___ DATA SHOWN ___
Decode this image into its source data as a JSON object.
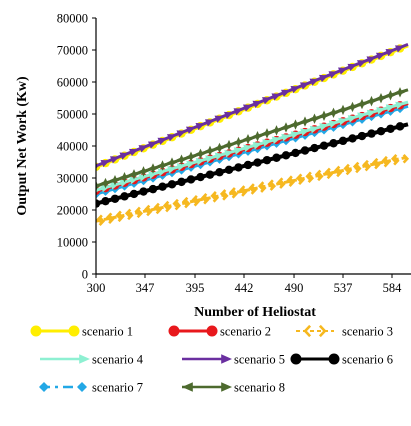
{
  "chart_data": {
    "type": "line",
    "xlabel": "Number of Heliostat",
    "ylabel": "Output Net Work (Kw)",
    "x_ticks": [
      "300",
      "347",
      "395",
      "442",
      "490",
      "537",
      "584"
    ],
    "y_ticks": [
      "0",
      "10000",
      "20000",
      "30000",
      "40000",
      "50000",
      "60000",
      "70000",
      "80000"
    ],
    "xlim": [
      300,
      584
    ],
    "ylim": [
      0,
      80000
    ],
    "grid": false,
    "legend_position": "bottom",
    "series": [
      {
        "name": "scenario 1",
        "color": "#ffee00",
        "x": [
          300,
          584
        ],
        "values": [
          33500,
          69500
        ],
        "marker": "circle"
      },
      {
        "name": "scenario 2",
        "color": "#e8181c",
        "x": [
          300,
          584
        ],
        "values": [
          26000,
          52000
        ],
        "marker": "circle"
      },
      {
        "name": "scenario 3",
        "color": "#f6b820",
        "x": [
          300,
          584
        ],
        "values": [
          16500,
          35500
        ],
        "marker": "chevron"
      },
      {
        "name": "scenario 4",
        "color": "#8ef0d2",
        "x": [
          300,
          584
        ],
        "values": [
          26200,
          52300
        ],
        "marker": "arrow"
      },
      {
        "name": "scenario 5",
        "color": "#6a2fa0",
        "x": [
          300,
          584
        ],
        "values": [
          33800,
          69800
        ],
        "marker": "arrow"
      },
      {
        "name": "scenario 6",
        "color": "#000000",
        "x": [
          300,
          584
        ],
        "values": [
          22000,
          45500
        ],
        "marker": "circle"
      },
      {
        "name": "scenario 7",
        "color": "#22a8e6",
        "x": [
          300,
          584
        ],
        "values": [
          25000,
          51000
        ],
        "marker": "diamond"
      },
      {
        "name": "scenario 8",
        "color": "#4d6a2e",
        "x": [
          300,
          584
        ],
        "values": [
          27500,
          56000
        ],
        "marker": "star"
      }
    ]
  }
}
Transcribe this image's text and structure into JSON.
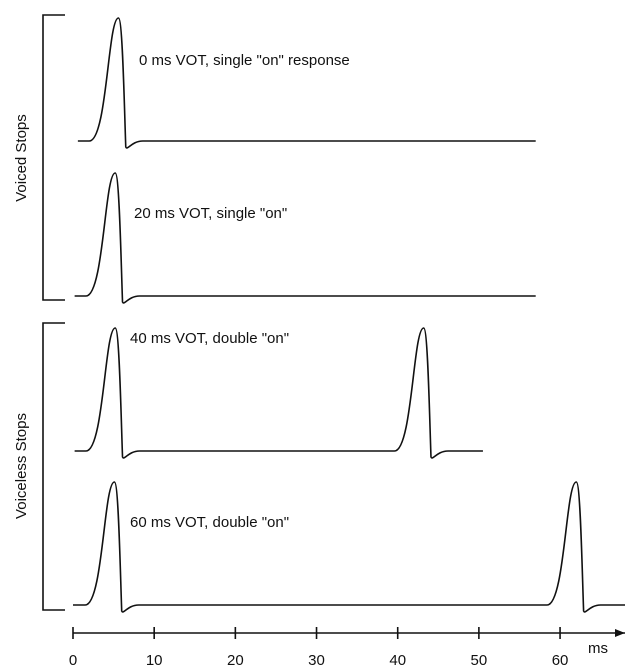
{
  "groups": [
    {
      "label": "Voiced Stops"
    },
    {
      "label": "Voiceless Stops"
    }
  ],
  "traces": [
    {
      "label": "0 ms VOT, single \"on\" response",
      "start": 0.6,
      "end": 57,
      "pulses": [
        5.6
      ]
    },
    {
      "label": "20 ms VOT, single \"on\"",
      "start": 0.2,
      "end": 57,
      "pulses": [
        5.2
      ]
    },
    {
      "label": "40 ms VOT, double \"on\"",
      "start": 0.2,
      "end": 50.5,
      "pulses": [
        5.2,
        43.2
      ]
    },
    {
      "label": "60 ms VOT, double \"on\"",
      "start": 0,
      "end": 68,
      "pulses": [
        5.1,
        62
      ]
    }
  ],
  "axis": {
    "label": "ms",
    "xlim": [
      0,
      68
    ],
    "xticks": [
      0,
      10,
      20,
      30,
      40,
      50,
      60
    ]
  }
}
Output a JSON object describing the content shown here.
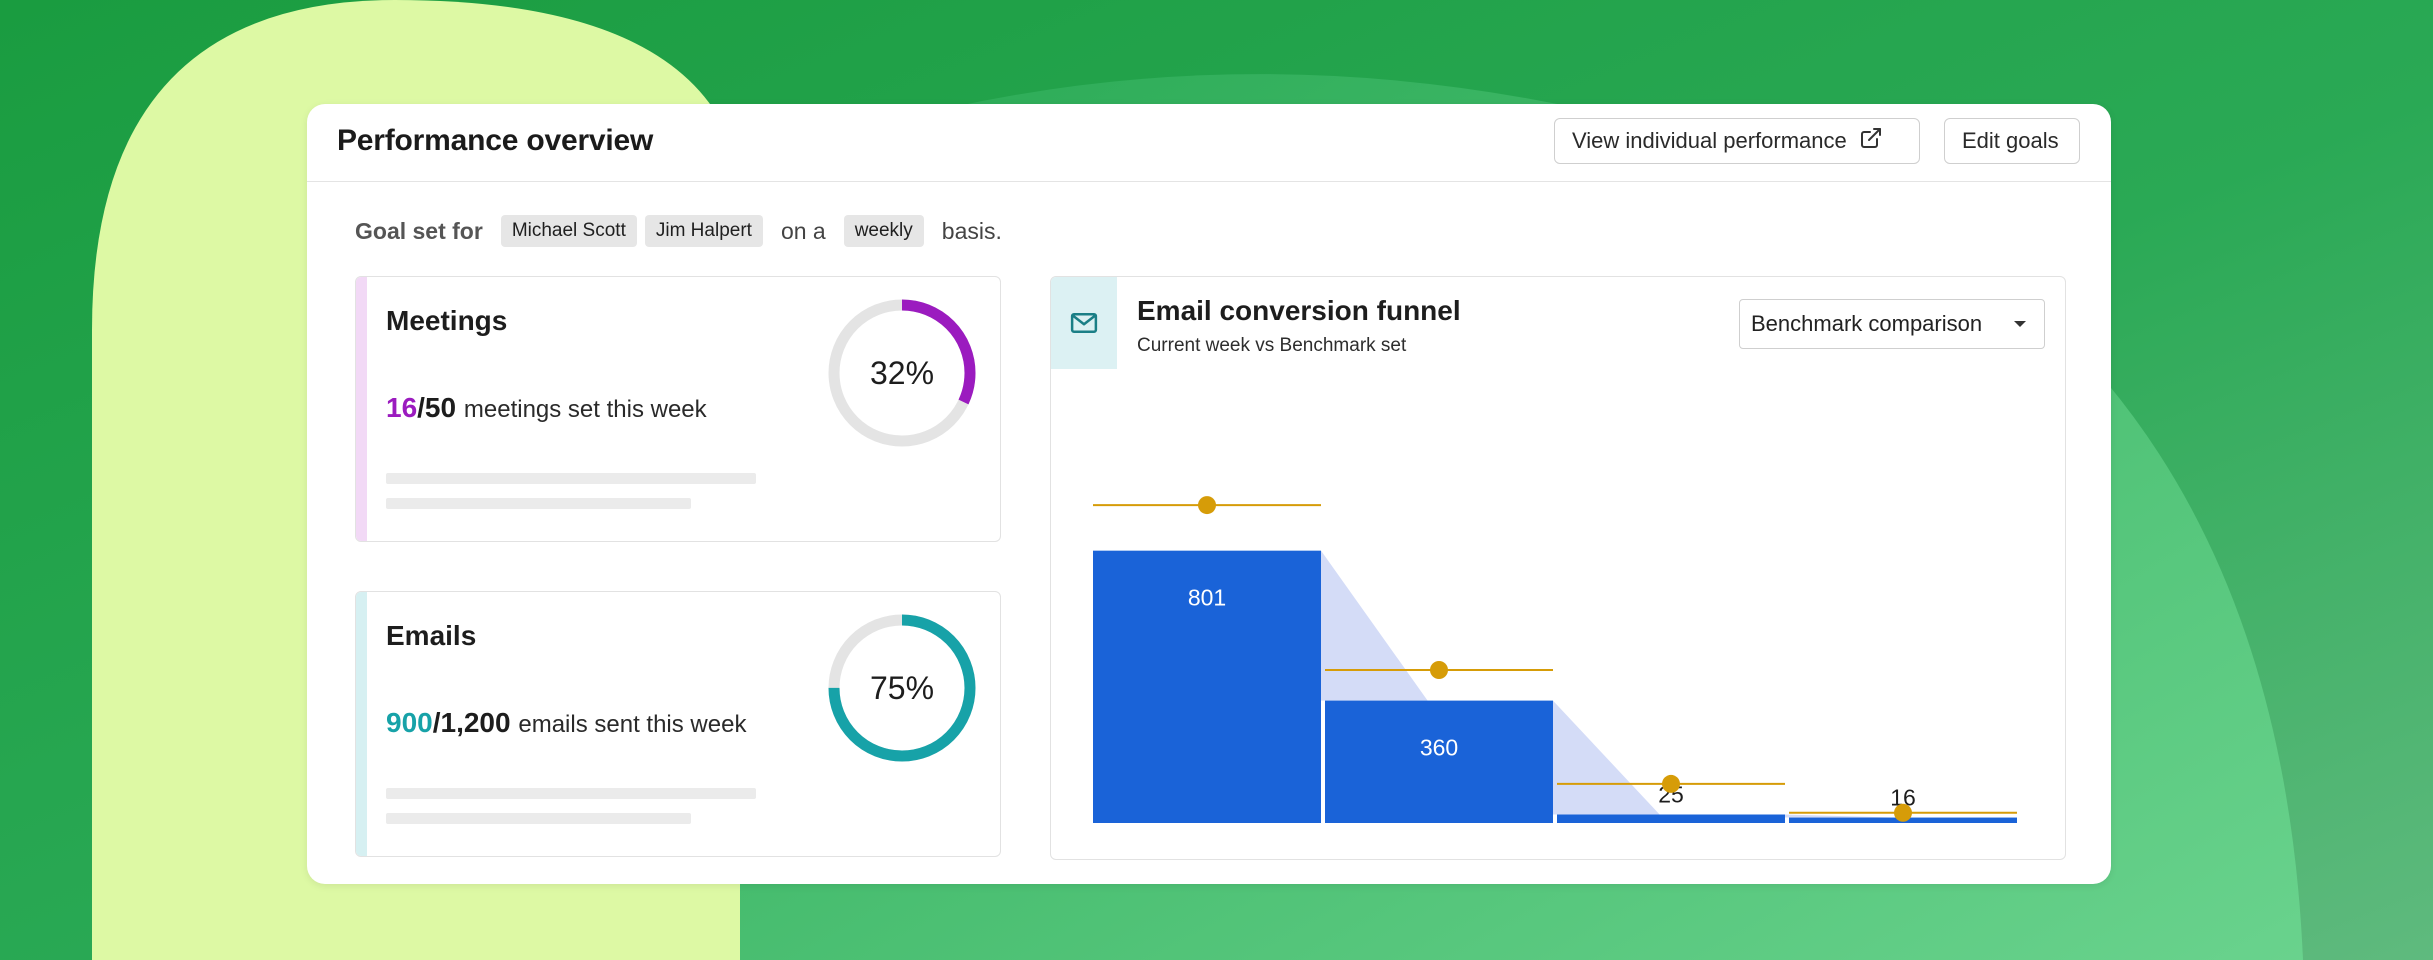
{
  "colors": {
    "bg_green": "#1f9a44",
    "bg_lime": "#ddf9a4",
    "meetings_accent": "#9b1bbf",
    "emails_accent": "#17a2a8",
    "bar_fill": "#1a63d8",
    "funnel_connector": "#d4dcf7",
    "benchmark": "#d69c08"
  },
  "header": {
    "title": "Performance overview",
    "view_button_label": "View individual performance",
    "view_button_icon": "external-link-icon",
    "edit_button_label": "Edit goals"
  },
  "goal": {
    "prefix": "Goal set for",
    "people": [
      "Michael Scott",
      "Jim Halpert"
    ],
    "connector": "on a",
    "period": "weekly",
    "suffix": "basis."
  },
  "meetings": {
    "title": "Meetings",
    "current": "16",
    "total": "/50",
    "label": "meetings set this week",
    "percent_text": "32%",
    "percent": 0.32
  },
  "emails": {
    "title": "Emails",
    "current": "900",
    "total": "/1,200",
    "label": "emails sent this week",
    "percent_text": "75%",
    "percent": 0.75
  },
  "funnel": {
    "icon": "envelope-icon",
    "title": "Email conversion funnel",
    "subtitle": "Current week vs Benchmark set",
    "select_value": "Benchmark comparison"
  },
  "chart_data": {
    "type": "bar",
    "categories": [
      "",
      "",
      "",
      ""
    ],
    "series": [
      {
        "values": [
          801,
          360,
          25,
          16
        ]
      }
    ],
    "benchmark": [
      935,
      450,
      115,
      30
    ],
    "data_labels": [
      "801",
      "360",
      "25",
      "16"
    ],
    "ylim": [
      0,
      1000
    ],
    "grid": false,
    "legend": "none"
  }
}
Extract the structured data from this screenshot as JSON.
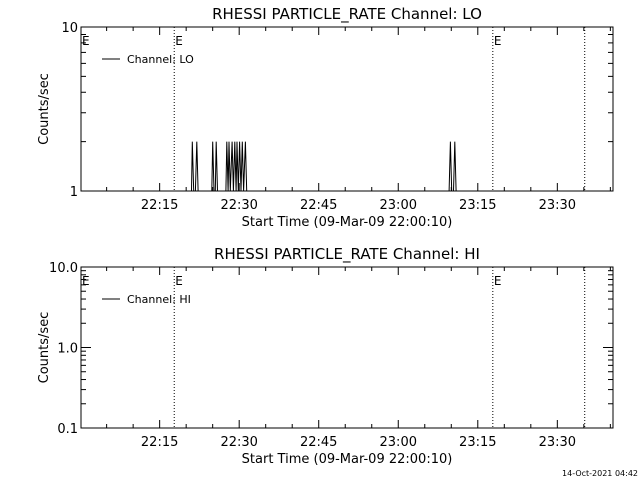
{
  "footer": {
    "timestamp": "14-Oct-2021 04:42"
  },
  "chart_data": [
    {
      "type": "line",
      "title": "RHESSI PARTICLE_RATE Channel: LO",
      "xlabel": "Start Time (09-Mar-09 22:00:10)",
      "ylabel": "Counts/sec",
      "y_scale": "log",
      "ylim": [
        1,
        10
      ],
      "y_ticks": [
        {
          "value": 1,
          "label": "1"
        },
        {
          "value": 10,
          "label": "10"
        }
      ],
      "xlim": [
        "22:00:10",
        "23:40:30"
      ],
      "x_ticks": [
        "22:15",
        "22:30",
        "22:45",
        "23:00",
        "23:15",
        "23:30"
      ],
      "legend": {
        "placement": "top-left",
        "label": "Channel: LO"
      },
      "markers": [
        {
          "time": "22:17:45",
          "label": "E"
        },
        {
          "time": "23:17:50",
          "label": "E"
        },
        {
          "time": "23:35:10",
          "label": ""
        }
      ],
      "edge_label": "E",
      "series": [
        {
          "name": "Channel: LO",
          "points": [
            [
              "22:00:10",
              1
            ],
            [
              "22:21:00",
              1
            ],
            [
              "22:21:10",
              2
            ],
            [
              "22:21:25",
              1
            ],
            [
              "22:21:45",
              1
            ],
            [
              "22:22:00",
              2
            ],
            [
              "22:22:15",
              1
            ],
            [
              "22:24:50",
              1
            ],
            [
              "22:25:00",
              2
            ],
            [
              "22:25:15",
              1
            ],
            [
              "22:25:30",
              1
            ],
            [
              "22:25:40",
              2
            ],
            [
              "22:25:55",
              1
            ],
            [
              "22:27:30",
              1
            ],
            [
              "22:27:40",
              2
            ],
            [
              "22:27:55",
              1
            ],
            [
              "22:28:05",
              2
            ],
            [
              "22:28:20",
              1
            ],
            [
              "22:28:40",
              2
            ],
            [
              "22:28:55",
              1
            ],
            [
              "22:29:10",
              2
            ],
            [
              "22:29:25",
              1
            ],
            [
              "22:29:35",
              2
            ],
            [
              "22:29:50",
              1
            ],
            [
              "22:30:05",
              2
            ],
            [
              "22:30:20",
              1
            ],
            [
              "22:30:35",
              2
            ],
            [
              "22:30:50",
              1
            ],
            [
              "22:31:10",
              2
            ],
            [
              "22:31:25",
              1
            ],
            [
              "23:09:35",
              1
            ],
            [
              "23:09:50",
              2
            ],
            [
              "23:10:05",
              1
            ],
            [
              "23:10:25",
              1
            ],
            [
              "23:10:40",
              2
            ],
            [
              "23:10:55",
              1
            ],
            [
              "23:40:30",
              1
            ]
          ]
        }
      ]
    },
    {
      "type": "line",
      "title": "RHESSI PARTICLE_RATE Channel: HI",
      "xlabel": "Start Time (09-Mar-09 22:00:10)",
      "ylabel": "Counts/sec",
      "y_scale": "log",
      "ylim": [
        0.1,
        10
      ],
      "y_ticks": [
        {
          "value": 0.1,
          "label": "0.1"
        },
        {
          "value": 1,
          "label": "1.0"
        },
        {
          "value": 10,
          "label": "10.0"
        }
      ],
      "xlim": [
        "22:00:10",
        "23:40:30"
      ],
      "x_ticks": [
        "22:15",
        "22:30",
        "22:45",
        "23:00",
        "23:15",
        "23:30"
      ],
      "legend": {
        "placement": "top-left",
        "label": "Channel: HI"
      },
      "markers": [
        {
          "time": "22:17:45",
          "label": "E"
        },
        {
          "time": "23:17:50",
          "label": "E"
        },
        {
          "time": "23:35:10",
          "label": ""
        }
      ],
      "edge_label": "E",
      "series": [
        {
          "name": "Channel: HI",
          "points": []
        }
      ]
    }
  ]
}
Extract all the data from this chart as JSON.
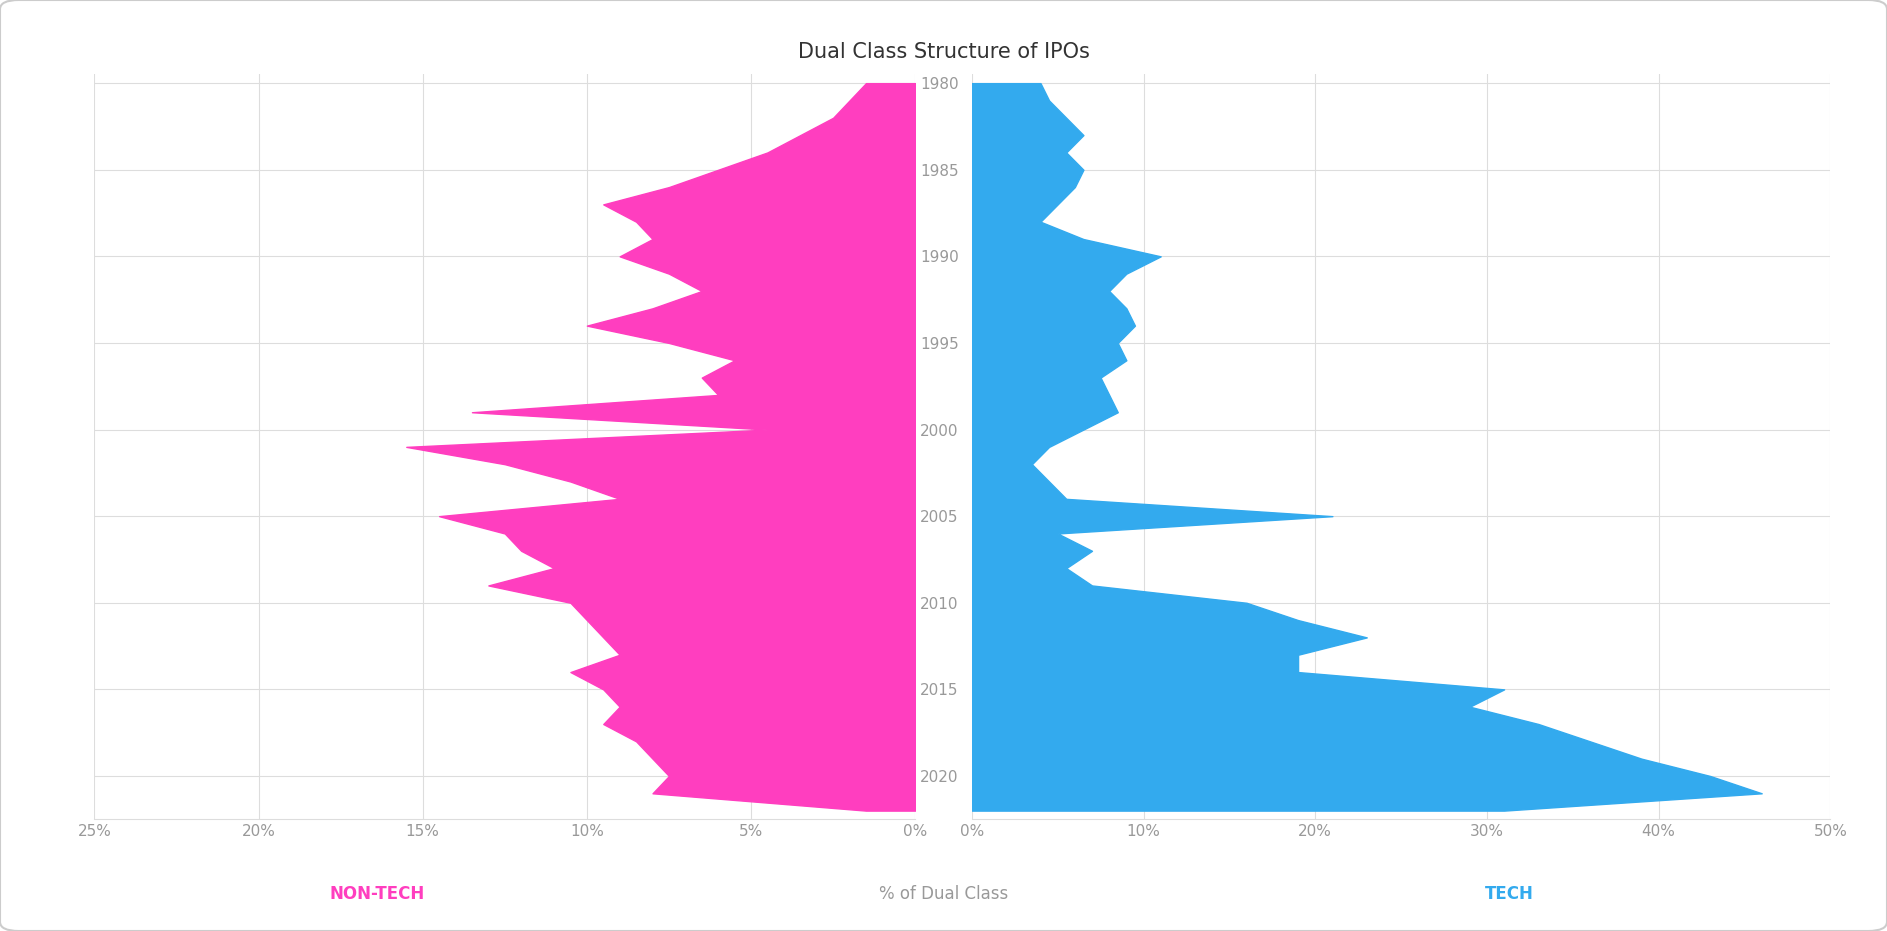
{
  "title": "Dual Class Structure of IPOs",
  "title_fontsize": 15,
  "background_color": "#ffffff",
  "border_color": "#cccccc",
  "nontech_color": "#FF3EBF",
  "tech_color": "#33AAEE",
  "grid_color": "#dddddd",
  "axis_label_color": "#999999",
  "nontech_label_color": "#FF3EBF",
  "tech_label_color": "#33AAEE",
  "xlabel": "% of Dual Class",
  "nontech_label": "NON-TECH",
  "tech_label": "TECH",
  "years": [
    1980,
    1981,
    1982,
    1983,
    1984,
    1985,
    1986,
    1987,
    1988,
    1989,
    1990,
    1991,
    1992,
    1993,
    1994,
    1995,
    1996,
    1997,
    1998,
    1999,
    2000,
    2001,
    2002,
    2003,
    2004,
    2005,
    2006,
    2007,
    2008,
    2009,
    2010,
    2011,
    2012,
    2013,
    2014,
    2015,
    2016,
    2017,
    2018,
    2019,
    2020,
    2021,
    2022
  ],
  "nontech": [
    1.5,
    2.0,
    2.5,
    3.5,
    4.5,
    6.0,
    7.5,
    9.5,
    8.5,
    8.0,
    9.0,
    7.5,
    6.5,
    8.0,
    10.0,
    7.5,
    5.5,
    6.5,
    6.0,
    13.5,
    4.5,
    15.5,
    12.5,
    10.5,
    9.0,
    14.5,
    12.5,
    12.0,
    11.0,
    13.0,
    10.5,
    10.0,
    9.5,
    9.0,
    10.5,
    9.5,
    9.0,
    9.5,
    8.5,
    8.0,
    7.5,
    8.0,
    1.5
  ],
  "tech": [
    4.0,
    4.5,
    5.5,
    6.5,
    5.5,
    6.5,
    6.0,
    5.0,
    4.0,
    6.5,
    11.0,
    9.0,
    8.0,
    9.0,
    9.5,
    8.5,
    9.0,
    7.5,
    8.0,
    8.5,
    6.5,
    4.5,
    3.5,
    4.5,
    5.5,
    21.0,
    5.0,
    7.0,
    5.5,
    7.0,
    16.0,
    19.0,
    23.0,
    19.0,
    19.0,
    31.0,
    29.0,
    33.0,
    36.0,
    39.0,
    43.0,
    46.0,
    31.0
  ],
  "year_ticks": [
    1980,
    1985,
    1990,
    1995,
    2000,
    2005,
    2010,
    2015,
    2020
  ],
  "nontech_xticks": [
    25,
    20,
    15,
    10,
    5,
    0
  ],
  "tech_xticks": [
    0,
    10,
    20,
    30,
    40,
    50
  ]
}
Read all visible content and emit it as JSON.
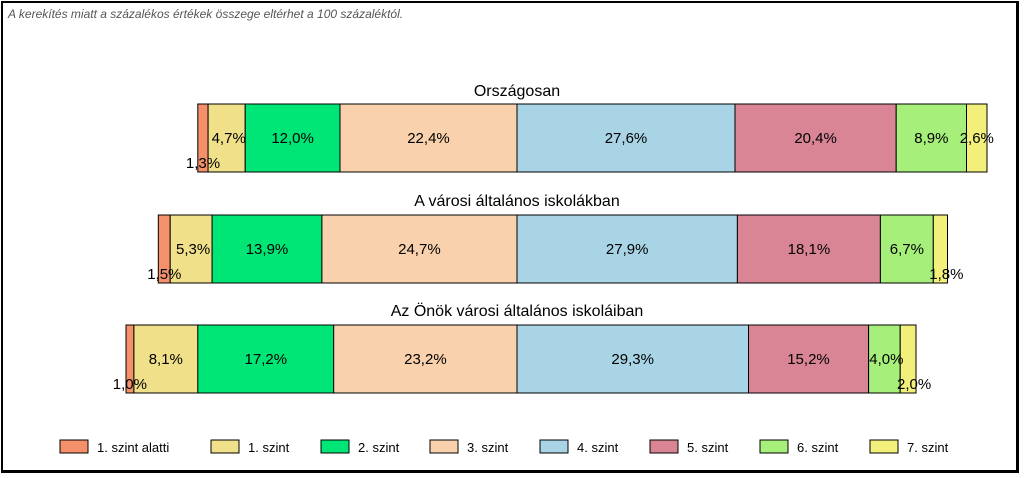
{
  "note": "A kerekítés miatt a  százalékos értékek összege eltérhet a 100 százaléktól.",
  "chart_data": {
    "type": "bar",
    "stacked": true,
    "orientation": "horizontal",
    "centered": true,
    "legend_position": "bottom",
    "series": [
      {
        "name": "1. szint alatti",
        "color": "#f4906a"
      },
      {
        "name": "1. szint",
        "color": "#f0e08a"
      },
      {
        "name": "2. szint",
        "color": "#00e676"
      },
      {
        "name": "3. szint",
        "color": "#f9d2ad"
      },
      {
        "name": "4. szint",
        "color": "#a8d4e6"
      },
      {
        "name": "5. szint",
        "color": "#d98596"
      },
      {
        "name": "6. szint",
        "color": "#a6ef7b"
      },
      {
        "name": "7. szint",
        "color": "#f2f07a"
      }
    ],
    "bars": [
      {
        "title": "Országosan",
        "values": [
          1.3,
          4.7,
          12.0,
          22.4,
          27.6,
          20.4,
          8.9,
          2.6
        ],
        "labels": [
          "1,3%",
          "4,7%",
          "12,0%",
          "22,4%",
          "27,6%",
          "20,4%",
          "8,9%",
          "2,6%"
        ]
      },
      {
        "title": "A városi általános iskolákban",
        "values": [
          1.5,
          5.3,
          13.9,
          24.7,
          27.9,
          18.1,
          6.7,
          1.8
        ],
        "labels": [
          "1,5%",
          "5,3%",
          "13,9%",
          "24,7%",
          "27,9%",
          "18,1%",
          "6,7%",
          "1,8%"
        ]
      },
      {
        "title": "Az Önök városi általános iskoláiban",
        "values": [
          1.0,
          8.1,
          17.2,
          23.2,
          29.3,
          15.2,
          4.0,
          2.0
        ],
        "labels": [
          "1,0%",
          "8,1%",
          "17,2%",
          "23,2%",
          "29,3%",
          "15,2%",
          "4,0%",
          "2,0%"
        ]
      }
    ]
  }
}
___
→ THE REQUEST: Only lines with the word "single" are wanted, so copy each one from the records.

→ FULL RESPONSE:
      "label": "0 ms VOT, single \"on\" response",
      "label": "20 ms VOT, single \"on\"",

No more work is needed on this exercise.